• Task prompt
Quote, verbatim, all material below, without pictures.

====== Records to process ======

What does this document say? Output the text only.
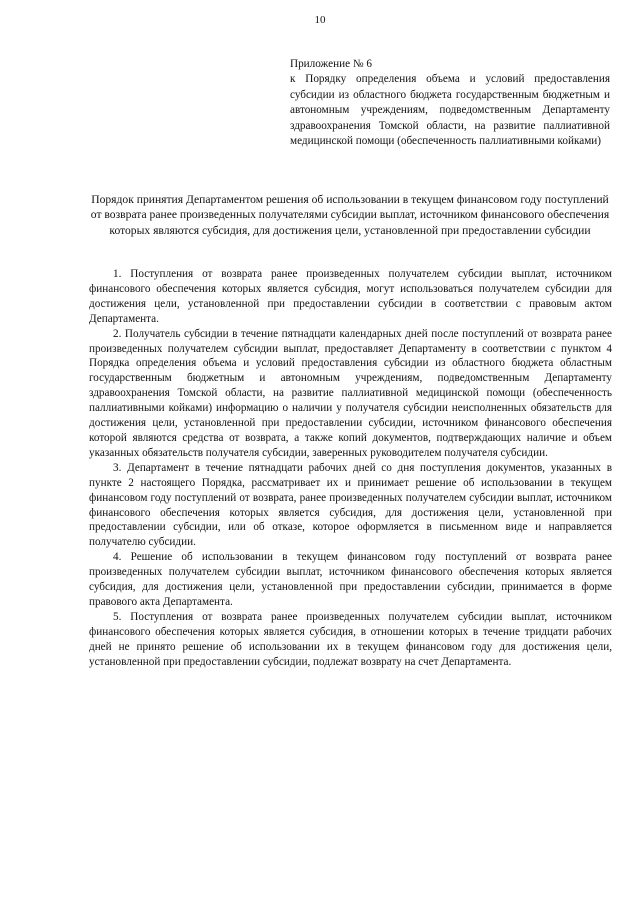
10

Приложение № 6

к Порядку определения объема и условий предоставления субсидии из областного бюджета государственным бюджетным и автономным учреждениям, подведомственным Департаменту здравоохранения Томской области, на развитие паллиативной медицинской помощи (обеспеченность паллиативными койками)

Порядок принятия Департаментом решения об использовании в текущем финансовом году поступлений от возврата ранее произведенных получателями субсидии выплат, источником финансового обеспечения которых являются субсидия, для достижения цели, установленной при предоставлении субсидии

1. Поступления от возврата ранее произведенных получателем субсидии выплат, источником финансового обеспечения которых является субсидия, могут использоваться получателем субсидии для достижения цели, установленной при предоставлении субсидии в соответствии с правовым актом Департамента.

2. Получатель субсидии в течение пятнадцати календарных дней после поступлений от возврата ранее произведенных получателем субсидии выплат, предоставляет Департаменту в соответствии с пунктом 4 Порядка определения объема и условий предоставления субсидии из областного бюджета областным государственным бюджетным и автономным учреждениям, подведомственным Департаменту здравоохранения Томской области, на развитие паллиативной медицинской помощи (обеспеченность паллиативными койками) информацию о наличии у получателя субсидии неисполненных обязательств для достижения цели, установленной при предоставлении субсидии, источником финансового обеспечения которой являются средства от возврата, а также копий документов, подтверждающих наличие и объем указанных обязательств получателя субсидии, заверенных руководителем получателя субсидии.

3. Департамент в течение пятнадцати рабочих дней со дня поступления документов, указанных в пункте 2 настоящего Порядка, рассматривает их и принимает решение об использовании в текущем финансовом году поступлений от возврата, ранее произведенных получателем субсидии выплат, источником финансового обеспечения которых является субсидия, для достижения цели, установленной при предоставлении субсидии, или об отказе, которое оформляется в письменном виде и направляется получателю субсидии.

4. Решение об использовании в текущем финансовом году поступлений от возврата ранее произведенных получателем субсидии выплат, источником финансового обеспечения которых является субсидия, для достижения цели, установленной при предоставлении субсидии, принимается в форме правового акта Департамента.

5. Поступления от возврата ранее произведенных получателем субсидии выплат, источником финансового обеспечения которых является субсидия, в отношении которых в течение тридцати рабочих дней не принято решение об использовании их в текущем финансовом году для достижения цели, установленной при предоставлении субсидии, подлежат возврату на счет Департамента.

======

• The response
What does this document say? Output the text only.
10

Приложение № 6

к Порядку определения объема и условий предоставления субсидии из областного бюджета государственным бюджетным и автономным учреждениям, подведомственным Департаменту здравоохранения Томской области, на развитие паллиативной медицинской помощи (обеспеченность паллиативными койками)

Порядок принятия Департаментом решения об использовании в текущем финансовом году поступлений от возврата ранее произведенных получателями субсидии выплат, источником финансового обеспечения которых являются субсидия, для достижения цели, установленной при предоставлении субсидии

1. Поступления от возврата ранее произведенных получателем субсидии выплат, источником финансового обеспечения которых является субсидия, могут использоваться получателем субсидии для достижения цели, установленной при предоставлении субсидии в соответствии с правовым актом Департамента.

2. Получатель субсидии в течение пятнадцати календарных дней после поступлений от возврата ранее произведенных получателем субсидии выплат, предоставляет Департаменту в соответствии с пунктом 4 Порядка определения объема и условий предоставления субсидии из областного бюджета областным государственным бюджетным и автономным учреждениям, подведомственным Департаменту здравоохранения Томской области, на развитие паллиативной медицинской помощи (обеспеченность паллиативными койками) информацию о наличии у получателя субсидии неисполненных обязательств для достижения цели, установленной при предоставлении субсидии, источником финансового обеспечения которой являются средства от возврата, а также копий документов, подтверждающих наличие и объем указанных обязательств получателя субсидии, заверенных руководителем получателя субсидии.

3. Департамент в течение пятнадцати рабочих дней со дня поступления документов, указанных в пункте 2 настоящего Порядка, рассматривает их и принимает решение об использовании в текущем финансовом году поступлений от возврата, ранее произведенных получателем субсидии выплат, источником финансового обеспечения которых является субсидия, для достижения цели, установленной при предоставлении субсидии, или об отказе, которое оформляется в письменном виде и направляется получателю субсидии.

4. Решение об использовании в текущем финансовом году поступлений от возврата ранее произведенных получателем субсидии выплат, источником финансового обеспечения которых является субсидия, для достижения цели, установленной при предоставлении субсидии, принимается в форме правового акта Департамента.

5. Поступления от возврата ранее произведенных получателем субсидии выплат, источником финансового обеспечения которых является субсидия, в отношении которых в течение тридцати рабочих дней не принято решение об использовании их в текущем финансовом году для достижения цели, установленной при предоставлении субсидии, подлежат возврату на счет Департамента.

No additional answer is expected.